** EXERCISE DESCRIPTION **
Identify and copy all lines of the material where the string "Ошибка" is found.

+ + + +

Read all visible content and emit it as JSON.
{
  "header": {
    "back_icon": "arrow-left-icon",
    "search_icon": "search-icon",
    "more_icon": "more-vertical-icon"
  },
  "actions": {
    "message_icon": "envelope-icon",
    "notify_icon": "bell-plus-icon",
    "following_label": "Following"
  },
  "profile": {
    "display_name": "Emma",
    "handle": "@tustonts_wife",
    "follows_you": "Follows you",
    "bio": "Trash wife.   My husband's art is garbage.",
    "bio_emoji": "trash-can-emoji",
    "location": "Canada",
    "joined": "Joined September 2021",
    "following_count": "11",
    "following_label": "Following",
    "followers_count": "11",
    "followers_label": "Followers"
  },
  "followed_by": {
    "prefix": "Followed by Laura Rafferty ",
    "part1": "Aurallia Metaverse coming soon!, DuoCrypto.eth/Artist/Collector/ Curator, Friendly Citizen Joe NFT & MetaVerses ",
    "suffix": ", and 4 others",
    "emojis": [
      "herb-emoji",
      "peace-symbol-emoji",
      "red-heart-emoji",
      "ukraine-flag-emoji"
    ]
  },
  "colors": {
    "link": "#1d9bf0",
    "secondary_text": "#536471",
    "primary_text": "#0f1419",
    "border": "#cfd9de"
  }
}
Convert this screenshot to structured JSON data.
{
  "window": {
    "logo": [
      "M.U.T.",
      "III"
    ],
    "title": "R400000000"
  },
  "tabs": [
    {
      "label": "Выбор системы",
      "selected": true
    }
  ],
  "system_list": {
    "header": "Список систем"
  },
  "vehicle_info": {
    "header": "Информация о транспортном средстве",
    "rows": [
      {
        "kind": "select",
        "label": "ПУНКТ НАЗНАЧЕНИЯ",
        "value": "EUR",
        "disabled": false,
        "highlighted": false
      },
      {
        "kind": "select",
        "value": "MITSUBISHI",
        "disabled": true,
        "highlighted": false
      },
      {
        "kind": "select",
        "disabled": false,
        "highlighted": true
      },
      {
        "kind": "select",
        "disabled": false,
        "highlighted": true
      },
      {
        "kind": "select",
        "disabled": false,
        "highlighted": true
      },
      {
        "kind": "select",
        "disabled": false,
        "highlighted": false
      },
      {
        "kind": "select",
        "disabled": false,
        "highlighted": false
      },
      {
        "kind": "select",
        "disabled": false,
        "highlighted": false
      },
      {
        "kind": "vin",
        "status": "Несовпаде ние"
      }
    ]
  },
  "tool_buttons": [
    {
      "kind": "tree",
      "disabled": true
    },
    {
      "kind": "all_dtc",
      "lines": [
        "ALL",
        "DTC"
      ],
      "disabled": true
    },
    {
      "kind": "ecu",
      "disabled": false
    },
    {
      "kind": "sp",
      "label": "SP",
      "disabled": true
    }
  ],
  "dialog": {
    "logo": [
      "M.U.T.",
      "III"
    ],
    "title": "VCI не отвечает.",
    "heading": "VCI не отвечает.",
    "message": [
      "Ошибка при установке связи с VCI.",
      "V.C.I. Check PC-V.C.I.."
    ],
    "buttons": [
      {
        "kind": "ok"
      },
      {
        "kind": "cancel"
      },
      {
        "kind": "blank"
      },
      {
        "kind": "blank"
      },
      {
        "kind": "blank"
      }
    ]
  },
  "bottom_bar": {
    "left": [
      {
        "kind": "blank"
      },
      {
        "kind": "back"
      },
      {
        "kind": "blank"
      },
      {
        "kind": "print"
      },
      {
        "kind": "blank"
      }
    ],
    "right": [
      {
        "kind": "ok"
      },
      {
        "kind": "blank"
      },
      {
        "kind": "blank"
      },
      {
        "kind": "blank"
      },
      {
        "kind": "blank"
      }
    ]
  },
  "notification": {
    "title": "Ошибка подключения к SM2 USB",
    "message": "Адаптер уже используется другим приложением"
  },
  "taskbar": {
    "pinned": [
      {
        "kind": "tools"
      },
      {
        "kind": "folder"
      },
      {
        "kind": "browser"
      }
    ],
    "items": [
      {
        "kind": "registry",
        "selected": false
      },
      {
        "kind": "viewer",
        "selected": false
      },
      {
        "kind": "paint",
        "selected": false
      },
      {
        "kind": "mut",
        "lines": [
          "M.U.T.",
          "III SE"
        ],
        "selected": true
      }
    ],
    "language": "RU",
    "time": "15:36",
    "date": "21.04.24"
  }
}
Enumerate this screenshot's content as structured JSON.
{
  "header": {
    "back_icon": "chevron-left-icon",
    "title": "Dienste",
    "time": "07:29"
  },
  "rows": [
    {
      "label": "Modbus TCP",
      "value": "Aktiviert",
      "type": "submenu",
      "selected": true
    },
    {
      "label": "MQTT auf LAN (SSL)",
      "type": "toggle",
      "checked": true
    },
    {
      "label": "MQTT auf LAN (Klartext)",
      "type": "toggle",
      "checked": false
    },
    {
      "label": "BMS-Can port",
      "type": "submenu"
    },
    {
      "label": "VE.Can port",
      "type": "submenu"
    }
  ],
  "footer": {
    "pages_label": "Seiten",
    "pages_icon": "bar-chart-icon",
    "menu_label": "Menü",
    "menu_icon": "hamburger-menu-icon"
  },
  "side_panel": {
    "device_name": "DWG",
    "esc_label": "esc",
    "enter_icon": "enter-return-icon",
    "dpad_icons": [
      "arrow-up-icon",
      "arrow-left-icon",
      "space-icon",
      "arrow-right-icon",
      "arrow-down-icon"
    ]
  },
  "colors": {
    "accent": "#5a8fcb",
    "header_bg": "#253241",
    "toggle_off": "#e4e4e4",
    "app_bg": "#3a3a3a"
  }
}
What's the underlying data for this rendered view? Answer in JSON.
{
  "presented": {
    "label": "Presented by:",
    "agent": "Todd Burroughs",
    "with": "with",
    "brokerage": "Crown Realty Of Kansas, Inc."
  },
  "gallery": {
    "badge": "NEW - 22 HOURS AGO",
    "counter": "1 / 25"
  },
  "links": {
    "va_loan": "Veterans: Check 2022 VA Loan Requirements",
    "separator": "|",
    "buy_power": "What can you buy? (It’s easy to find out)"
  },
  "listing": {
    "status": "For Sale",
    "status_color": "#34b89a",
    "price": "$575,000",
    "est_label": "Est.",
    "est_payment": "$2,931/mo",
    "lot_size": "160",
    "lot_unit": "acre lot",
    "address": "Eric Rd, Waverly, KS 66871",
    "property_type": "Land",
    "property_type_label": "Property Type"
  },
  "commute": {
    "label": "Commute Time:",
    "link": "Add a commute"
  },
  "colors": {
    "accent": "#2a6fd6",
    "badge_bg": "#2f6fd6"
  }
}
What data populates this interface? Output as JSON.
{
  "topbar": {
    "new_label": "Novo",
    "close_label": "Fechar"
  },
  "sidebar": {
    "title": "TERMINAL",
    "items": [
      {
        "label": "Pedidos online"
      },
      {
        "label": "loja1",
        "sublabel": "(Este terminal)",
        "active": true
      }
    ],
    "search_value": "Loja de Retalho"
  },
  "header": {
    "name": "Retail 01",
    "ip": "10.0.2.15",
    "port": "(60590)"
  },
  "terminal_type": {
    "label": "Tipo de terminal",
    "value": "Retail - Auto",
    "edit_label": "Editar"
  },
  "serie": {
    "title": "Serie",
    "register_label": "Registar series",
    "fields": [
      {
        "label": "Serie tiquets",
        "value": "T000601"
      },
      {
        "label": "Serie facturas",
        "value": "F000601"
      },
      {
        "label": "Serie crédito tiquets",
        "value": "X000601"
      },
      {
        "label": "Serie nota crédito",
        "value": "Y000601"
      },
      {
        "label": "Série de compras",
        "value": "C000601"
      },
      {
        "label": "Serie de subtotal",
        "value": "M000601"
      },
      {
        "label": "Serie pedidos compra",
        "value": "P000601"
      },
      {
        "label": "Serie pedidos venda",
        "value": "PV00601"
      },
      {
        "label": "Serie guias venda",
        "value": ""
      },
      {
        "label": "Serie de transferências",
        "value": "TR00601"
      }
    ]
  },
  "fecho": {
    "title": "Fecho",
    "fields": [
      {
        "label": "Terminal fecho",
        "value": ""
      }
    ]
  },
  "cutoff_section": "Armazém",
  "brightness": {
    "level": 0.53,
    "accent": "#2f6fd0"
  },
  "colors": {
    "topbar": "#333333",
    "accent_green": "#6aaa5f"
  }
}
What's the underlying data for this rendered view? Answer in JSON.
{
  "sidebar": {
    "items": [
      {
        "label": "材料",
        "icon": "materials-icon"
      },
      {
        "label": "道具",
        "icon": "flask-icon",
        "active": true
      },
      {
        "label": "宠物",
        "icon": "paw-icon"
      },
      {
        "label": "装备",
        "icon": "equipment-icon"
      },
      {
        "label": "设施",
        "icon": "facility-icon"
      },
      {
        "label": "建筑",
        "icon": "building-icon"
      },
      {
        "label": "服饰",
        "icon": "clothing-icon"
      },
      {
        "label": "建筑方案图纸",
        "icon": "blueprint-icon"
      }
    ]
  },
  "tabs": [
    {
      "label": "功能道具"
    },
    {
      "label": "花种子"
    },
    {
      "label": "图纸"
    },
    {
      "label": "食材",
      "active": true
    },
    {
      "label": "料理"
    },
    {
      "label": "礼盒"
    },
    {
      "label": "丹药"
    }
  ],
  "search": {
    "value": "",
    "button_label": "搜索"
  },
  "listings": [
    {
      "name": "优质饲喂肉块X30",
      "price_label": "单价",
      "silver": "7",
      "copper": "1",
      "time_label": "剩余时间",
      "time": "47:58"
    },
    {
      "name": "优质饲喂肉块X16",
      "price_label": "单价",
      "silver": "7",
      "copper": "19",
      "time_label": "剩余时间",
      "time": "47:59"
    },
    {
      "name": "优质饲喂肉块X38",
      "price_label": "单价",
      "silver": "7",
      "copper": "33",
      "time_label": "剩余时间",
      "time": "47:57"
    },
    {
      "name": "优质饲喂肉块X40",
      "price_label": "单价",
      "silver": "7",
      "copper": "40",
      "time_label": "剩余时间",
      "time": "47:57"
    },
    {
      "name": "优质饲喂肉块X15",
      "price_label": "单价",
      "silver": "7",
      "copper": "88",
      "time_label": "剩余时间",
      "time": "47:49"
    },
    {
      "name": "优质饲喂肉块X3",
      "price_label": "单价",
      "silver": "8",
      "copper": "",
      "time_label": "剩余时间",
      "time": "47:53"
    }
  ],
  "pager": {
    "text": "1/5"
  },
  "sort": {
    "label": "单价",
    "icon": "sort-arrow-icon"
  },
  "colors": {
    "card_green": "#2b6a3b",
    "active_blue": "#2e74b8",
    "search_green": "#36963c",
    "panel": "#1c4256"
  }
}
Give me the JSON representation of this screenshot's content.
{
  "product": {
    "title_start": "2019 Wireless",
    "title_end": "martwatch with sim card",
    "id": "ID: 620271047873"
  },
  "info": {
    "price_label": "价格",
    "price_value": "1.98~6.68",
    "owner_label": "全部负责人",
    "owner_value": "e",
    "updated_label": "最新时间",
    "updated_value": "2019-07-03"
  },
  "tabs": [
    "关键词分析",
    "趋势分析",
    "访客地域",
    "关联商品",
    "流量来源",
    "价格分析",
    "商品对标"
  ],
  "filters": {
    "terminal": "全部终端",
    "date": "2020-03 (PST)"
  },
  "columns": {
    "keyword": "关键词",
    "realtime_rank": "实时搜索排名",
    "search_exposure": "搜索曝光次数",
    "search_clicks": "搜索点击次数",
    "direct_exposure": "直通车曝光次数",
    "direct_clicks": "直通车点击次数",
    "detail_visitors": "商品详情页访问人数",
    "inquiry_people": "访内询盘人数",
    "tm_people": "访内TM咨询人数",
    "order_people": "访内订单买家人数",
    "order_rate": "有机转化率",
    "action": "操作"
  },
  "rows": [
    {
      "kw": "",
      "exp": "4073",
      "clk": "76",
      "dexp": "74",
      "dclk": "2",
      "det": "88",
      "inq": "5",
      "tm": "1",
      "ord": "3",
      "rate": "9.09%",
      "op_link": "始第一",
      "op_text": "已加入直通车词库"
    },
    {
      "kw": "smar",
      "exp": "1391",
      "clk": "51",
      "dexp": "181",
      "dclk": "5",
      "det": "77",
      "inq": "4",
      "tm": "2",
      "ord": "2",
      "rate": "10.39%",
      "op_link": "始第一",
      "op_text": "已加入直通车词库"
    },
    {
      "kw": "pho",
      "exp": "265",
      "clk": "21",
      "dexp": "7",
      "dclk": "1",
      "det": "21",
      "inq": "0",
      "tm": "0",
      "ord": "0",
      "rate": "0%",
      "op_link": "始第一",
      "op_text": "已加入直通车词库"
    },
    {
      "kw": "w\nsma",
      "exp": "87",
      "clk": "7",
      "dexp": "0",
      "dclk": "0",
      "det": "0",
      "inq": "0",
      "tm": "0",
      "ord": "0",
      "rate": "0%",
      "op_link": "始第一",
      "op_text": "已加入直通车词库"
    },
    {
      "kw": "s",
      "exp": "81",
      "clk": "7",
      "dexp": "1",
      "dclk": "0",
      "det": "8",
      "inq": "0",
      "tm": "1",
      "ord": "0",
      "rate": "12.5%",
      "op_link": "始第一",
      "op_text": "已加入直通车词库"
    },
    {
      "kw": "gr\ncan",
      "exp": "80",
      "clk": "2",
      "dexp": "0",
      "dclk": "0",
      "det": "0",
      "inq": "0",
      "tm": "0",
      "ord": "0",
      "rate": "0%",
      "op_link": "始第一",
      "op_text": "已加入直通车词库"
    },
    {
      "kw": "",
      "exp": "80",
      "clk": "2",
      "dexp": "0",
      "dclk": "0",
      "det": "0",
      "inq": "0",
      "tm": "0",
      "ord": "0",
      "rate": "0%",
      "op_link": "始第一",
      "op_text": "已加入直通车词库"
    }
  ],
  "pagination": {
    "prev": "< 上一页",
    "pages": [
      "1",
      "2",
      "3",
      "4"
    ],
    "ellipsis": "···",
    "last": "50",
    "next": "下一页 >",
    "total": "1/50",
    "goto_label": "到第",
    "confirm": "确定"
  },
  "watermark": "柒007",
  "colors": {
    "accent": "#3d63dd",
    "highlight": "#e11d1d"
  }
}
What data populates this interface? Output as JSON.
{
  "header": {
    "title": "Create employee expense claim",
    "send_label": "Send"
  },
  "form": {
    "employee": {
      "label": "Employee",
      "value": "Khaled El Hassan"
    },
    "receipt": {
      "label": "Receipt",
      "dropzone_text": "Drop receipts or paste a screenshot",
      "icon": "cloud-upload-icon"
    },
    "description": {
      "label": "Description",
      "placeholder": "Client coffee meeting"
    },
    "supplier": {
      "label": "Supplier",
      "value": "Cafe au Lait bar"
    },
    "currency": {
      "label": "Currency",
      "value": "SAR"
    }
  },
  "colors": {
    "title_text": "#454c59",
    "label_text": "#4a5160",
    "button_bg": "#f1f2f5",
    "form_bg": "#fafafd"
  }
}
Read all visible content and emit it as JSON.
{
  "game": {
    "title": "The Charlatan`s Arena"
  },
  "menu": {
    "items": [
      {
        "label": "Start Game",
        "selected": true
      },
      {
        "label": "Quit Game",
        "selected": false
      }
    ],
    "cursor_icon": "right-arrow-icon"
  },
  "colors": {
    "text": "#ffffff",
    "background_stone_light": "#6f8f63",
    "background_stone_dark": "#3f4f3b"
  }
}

+ + + +

** CORRECT ANSWER **
      "Ошибка при установке связи с VCI.",
    "title": "Ошибка подключения к SM2 USB",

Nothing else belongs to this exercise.